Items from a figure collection

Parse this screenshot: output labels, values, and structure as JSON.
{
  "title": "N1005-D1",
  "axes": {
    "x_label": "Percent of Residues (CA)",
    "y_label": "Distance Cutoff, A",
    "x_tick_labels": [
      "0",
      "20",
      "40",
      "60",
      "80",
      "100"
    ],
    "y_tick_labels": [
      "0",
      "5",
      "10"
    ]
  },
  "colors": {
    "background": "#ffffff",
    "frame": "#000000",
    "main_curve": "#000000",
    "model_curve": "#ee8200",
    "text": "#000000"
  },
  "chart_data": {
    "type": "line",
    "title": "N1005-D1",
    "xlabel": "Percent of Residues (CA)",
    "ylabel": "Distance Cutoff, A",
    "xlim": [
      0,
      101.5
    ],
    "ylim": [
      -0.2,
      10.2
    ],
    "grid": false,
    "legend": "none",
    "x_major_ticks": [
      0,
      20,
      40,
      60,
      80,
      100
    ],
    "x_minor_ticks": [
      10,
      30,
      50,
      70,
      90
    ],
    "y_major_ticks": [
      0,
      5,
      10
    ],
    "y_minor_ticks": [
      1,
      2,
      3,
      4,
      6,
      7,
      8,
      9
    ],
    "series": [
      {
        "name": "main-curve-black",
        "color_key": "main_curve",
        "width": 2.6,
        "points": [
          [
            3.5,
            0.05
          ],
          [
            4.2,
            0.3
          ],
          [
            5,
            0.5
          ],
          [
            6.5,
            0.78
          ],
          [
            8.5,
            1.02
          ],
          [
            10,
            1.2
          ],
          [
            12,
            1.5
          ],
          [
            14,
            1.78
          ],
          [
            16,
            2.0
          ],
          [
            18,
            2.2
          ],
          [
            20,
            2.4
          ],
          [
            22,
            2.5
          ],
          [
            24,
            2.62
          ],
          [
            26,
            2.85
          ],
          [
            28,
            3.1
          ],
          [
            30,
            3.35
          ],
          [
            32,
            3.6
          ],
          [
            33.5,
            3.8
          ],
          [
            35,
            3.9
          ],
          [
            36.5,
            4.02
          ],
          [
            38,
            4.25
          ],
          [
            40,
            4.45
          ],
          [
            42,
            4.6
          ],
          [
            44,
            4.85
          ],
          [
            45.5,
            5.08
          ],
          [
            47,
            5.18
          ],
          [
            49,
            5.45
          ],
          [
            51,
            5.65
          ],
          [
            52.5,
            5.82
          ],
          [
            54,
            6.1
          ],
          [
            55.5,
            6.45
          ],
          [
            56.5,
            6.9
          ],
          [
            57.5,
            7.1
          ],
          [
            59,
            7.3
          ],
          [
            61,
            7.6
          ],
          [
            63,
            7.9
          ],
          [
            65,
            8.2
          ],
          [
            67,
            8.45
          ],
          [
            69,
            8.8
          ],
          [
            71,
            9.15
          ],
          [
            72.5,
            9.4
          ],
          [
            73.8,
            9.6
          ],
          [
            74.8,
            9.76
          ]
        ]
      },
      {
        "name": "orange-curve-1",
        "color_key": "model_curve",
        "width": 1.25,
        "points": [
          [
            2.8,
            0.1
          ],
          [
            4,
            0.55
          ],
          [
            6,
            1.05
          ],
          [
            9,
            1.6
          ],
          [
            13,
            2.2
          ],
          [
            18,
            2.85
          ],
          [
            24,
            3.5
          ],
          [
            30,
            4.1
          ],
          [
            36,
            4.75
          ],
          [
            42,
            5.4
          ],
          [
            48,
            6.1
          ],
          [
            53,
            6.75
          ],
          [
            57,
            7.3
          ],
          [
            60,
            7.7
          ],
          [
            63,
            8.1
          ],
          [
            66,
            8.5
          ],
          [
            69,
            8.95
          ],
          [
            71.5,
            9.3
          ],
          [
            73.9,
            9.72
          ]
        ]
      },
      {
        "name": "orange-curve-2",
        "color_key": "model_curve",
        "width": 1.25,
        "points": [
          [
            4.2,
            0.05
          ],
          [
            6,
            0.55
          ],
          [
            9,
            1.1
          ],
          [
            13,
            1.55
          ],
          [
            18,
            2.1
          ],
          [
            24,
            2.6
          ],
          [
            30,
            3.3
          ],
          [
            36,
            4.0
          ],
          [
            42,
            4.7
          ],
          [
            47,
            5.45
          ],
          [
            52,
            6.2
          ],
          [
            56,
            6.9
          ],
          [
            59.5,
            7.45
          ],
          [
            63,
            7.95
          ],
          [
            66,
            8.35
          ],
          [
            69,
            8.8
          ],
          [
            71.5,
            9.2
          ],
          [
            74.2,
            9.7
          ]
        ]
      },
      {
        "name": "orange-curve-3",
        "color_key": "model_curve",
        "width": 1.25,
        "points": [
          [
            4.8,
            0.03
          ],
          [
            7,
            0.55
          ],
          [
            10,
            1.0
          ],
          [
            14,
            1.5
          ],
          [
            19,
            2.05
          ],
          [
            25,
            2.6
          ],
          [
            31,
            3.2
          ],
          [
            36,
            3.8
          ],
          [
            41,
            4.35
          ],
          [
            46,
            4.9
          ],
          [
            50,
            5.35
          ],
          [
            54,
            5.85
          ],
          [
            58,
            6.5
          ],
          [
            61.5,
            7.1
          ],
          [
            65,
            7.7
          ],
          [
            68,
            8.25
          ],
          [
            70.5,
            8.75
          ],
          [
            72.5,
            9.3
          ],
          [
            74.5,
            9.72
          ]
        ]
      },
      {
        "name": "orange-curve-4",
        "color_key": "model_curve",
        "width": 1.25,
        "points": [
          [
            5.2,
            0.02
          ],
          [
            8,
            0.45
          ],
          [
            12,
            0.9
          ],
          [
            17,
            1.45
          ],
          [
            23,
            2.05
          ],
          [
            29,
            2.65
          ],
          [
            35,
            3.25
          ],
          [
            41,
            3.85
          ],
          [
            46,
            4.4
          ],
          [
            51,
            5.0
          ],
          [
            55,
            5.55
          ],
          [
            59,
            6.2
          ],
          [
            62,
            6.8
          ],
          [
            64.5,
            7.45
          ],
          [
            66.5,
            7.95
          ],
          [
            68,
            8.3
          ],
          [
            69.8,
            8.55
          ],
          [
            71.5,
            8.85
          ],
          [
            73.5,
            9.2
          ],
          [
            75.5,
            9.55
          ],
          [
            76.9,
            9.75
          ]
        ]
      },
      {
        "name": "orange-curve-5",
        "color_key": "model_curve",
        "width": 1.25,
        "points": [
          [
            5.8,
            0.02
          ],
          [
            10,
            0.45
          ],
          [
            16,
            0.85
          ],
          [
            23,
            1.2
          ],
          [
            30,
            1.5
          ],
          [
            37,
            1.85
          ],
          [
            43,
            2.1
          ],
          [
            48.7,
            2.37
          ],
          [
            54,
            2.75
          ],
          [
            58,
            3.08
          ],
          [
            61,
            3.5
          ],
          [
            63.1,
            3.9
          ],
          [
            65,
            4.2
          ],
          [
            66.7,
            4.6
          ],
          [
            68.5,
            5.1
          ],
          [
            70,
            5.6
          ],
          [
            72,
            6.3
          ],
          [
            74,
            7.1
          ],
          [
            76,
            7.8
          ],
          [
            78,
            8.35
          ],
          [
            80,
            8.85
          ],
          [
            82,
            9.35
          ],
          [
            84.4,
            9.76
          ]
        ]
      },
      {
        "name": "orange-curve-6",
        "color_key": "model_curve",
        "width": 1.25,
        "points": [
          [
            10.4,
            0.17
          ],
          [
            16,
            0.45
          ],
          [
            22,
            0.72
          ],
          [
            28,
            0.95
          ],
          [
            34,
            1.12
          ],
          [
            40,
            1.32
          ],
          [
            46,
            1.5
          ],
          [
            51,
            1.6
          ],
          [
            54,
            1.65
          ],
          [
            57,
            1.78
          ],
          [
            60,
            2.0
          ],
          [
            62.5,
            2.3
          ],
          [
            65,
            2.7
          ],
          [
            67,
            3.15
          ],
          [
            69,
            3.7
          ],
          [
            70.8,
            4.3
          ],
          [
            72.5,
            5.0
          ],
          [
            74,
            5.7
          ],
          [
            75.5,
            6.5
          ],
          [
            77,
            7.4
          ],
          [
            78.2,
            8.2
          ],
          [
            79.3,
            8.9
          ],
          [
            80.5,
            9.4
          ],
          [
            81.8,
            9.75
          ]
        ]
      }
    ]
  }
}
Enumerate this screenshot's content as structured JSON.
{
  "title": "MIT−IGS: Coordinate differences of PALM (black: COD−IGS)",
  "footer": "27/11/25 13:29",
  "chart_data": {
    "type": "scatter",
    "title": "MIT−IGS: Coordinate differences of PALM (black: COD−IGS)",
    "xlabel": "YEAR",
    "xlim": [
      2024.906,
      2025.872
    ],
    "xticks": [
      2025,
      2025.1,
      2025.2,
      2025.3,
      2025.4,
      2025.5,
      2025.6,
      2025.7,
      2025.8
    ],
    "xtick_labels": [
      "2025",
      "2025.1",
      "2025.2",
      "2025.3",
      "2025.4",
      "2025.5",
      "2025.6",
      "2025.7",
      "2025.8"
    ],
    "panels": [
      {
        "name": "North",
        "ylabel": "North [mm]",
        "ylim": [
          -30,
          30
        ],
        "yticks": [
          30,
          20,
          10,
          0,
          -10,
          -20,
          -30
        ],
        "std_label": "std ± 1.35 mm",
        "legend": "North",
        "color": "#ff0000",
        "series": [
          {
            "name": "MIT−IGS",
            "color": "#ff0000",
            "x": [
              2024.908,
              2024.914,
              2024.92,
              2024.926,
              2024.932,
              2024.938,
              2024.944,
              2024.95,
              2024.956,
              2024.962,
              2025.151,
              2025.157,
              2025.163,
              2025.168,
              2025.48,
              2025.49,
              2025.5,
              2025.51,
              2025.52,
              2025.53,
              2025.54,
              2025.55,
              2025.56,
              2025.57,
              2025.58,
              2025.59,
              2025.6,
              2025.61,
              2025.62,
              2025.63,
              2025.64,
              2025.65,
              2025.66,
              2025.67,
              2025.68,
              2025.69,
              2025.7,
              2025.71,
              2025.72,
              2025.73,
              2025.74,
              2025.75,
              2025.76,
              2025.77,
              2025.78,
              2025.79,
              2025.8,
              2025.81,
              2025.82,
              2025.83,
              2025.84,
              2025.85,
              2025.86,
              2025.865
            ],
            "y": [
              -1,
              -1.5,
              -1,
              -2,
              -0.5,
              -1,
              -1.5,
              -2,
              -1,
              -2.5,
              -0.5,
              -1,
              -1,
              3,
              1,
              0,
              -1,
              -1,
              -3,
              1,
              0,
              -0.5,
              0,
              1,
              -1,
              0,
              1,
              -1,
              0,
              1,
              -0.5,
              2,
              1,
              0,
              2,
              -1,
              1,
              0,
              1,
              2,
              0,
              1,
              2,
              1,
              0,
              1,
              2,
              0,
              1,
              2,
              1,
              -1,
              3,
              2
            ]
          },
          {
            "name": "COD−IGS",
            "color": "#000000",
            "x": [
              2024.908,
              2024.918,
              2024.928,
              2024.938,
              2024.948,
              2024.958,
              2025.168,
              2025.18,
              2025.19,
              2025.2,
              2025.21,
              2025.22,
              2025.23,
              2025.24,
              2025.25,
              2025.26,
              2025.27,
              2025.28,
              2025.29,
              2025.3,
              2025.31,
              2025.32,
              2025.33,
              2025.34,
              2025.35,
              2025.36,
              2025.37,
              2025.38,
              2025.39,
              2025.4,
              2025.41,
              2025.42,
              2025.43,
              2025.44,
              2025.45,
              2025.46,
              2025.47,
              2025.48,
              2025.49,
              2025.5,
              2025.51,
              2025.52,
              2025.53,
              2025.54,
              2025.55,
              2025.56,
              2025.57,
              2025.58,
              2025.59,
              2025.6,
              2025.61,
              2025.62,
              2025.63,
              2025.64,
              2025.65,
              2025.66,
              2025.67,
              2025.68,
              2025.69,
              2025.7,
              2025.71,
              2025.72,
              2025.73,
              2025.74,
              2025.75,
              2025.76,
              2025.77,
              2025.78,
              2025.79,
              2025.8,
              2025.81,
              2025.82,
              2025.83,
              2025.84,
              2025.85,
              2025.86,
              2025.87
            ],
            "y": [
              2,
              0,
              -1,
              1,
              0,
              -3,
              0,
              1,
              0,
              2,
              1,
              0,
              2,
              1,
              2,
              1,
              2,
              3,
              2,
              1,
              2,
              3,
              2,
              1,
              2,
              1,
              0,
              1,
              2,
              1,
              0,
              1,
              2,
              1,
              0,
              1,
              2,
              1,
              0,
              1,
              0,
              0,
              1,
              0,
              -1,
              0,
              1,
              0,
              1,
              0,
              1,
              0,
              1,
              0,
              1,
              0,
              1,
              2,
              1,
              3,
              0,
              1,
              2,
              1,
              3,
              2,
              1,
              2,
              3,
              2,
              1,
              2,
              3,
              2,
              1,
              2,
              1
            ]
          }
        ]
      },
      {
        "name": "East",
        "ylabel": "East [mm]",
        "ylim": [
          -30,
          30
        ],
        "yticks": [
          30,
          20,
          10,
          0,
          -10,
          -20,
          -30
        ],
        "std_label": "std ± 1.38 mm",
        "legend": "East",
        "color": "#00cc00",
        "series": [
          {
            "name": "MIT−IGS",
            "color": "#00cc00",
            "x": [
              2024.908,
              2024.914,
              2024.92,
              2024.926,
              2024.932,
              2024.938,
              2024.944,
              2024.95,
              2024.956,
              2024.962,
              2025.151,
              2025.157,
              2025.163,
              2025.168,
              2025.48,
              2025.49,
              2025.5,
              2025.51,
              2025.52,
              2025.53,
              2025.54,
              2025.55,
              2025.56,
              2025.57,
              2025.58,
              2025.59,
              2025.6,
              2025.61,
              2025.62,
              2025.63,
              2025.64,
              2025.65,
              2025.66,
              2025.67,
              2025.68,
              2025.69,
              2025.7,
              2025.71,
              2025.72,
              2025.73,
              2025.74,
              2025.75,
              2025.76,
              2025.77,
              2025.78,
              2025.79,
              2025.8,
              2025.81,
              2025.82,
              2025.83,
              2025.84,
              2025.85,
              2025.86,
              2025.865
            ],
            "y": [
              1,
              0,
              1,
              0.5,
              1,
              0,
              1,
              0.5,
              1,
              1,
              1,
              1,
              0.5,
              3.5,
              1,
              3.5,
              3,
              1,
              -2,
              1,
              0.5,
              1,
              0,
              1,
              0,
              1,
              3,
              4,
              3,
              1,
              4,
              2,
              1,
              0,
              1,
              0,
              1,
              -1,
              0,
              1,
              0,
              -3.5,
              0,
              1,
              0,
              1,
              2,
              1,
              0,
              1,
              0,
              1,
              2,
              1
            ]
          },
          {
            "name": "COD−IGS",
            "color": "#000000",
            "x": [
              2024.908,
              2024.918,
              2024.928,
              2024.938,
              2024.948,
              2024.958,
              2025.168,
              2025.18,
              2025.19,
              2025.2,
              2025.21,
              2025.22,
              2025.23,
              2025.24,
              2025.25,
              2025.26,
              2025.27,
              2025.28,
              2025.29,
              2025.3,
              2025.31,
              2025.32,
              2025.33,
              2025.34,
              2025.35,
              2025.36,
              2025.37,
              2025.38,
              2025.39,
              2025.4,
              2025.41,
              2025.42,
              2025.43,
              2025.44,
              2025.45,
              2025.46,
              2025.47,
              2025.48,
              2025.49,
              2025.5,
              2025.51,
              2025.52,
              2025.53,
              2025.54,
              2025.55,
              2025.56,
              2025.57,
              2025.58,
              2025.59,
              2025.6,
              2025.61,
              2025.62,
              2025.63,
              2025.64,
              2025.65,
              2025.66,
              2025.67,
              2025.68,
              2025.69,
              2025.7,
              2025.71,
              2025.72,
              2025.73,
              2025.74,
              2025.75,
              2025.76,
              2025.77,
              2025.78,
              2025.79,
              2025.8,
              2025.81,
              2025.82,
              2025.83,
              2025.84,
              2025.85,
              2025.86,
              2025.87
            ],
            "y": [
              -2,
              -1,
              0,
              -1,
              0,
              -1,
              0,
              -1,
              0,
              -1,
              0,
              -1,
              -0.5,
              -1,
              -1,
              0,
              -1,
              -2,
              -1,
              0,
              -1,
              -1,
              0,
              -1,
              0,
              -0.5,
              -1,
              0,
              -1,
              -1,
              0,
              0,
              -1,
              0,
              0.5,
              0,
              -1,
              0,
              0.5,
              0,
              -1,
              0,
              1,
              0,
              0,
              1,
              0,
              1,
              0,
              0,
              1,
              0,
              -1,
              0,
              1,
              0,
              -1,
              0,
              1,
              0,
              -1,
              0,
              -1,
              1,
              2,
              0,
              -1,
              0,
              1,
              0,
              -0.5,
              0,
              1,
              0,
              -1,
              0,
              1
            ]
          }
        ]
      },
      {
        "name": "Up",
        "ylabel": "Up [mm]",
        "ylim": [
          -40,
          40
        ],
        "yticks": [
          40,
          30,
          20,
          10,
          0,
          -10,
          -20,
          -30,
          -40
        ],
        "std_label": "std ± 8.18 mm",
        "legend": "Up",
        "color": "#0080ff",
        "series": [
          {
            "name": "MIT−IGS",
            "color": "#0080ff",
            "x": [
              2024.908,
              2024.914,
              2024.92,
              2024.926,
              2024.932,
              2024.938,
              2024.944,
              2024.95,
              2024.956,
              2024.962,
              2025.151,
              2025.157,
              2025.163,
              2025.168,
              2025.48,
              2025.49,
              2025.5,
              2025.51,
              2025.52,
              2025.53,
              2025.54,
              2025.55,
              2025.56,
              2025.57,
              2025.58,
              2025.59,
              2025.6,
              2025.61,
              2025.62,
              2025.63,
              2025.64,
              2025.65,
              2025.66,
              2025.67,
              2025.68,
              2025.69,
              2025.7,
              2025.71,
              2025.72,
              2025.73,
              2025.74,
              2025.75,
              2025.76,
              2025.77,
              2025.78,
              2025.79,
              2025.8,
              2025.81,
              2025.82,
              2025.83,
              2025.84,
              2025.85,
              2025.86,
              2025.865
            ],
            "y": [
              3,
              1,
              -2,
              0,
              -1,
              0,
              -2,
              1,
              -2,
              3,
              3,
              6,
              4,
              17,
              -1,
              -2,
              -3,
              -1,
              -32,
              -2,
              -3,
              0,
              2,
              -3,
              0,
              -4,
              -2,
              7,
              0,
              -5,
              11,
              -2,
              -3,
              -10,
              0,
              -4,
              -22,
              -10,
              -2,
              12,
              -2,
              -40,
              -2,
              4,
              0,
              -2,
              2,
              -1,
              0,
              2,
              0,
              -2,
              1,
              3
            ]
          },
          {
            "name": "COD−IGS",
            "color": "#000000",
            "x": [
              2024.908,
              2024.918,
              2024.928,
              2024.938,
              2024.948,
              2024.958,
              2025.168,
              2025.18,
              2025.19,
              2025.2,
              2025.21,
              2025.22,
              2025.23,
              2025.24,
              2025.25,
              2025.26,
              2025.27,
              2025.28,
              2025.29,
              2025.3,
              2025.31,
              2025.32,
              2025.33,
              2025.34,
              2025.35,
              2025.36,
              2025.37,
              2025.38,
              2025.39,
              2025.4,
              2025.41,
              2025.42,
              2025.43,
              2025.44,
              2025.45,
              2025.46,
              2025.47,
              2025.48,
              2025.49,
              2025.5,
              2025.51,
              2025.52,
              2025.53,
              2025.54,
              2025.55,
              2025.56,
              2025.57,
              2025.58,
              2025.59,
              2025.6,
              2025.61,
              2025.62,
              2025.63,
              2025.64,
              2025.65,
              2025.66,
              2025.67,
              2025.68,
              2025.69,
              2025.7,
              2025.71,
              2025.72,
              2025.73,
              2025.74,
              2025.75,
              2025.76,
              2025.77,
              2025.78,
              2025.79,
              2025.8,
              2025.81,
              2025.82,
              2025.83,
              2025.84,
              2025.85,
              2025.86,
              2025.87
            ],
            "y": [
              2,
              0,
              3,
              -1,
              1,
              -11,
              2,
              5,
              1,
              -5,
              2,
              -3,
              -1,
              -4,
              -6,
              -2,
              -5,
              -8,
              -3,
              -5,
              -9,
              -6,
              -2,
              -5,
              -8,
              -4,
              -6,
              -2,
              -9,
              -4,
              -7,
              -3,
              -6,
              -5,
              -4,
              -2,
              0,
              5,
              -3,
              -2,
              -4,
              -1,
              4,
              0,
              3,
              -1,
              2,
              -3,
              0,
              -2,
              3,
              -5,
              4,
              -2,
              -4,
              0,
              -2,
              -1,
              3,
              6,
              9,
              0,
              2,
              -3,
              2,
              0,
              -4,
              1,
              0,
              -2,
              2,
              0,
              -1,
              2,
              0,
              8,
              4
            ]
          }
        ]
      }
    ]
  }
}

Your task >> Show the lines of the data that hold the word "screenshot".

Solution for this exercise >>
Parse this screenshot: output labels, values, and structure as JSON.
Enumerate this screenshot's content as structured JSON.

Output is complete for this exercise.